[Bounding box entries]
------------
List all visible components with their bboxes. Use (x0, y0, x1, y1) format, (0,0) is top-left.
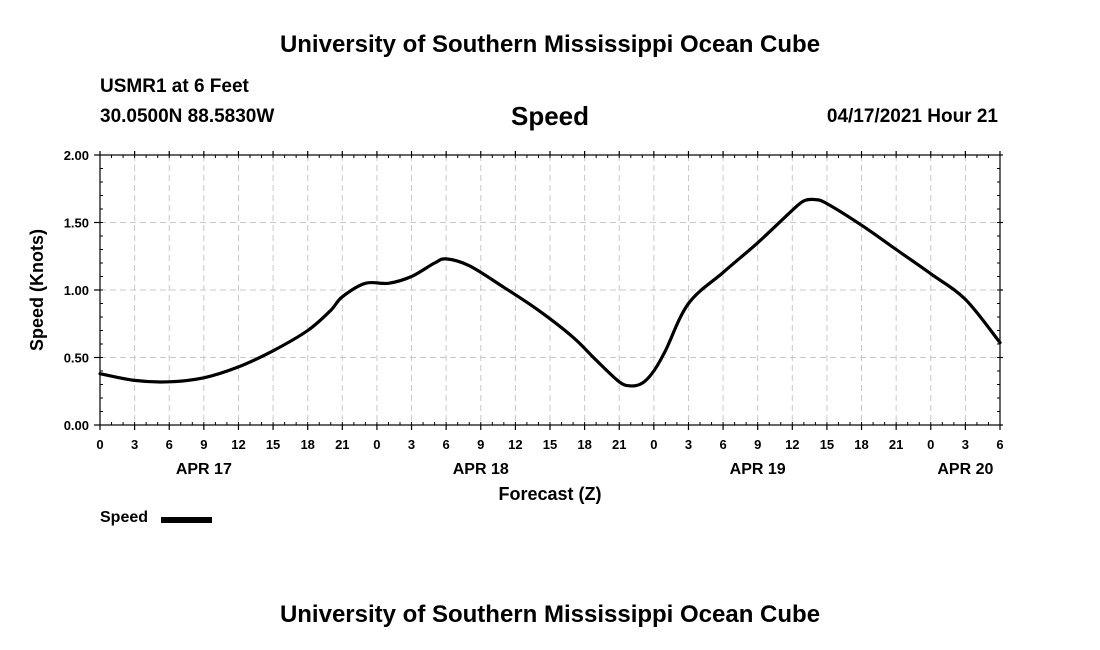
header-title: University of Southern Mississippi Ocean… (279, 31, 821, 58)
run-time: 04/17/2021 Hour 21 (826, 106, 998, 127)
y-tick-label: 1.00 (64, 283, 89, 298)
x-tick-label: 15 (266, 437, 280, 452)
footer-title: University of Southern Mississippi Ocean… (279, 601, 821, 628)
x-tick-label: 18 (300, 437, 314, 452)
x-tick-label: 15 (820, 437, 834, 452)
date-label: APR 18 (453, 461, 509, 478)
y-tick-label: 0.50 (64, 351, 89, 366)
y-tick-label: 1.50 (64, 216, 89, 231)
legend-label: Speed (100, 509, 149, 526)
x-tick-label: 0 (96, 437, 103, 452)
x-tick-label: 12 (231, 437, 245, 452)
speed-series-line (98, 197, 1002, 388)
date-label: APR 19 (730, 461, 786, 478)
chart-title: Speed (510, 101, 590, 131)
station-name: USMR1 at 6 Feet (100, 76, 249, 97)
x-tick-label: 18 (577, 437, 591, 452)
x-tick-label: 6 (443, 437, 450, 452)
x-tick-label: 6 (166, 437, 173, 452)
x-tick-label: 3 (962, 437, 969, 452)
y-tick-label: 2.00 (64, 148, 89, 163)
x-tick-label: 0 (650, 437, 657, 452)
x-tick-label: 0 (927, 437, 934, 452)
x-tick-label: 12 (785, 437, 799, 452)
legend-line-swatch (161, 517, 212, 523)
x-tick-label: 9 (754, 437, 761, 452)
x-tick-label: 21 (335, 437, 349, 452)
x-tick-label: 15 (543, 437, 557, 452)
date-label: APR 17 (176, 461, 232, 478)
x-tick-label: 3 (408, 437, 415, 452)
x-tick-label: 9 (477, 437, 484, 452)
x-tick-label: 6 (719, 437, 726, 452)
y-axis-label: Speed (Knots) (27, 229, 47, 351)
y-tick-label: 0.00 (64, 418, 89, 433)
x-tick-label: 18 (854, 437, 868, 452)
x-tick-label: 21 (612, 437, 626, 452)
x-tick-label: 21 (889, 437, 903, 452)
x-tick-label: 0 (373, 437, 380, 452)
x-axis-label: Forecast (Z) (498, 484, 601, 504)
x-tick-label: 6 (996, 437, 1003, 452)
x-tick-label: 9 (200, 437, 207, 452)
date-label: APR 20 (937, 461, 993, 478)
x-tick-label: 12 (508, 437, 522, 452)
x-tick-label: 3 (131, 437, 138, 452)
station-coordinates: 30.0500N 88.5830W (100, 106, 275, 127)
x-tick-label: 3 (685, 437, 692, 452)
------------
** Your goal **
Reproduce word for word the lines above, beginning with the line containing "header-title: University of" and continuing through the line containing "y-axis-label: Speed (Knots)".

** Result **
header-title: University of Southern Mississippi Ocean… (279, 31, 821, 58)
run-time: 04/17/2021 Hour 21 (826, 106, 998, 127)
y-tick-label: 1.00 (64, 283, 89, 298)
x-tick-label: 15 (266, 437, 280, 452)
footer-title: University of Southern Mississippi Ocean… (279, 601, 821, 628)
x-tick-label: 18 (300, 437, 314, 452)
x-tick-label: 15 (820, 437, 834, 452)
date-label: APR 18 (453, 461, 509, 478)
y-tick-label: 0.50 (64, 351, 89, 366)
y-tick-label: 1.50 (64, 216, 89, 231)
legend-label: Speed (100, 509, 149, 526)
x-tick-label: 0 (96, 437, 103, 452)
x-tick-label: 12 (231, 437, 245, 452)
speed-series-line (98, 197, 1002, 388)
date-label: APR 19 (730, 461, 786, 478)
chart-title: Speed (510, 101, 590, 131)
station-name: USMR1 at 6 Feet (100, 76, 249, 97)
x-tick-label: 18 (577, 437, 591, 452)
x-tick-label: 6 (443, 437, 450, 452)
x-tick-label: 6 (166, 437, 173, 452)
x-tick-label: 3 (962, 437, 969, 452)
y-tick-label: 2.00 (64, 148, 89, 163)
x-tick-label: 0 (650, 437, 657, 452)
x-tick-label: 0 (927, 437, 934, 452)
x-tick-label: 12 (785, 437, 799, 452)
legend-line-swatch (161, 517, 212, 523)
x-tick-label: 9 (754, 437, 761, 452)
x-tick-label: 21 (335, 437, 349, 452)
x-tick-label: 15 (543, 437, 557, 452)
date-label: APR 17 (176, 461, 232, 478)
x-tick-label: 3 (408, 437, 415, 452)
x-tick-label: 9 (477, 437, 484, 452)
x-tick-label: 6 (719, 437, 726, 452)
y-axis-label: Speed (Knots) (27, 229, 47, 351)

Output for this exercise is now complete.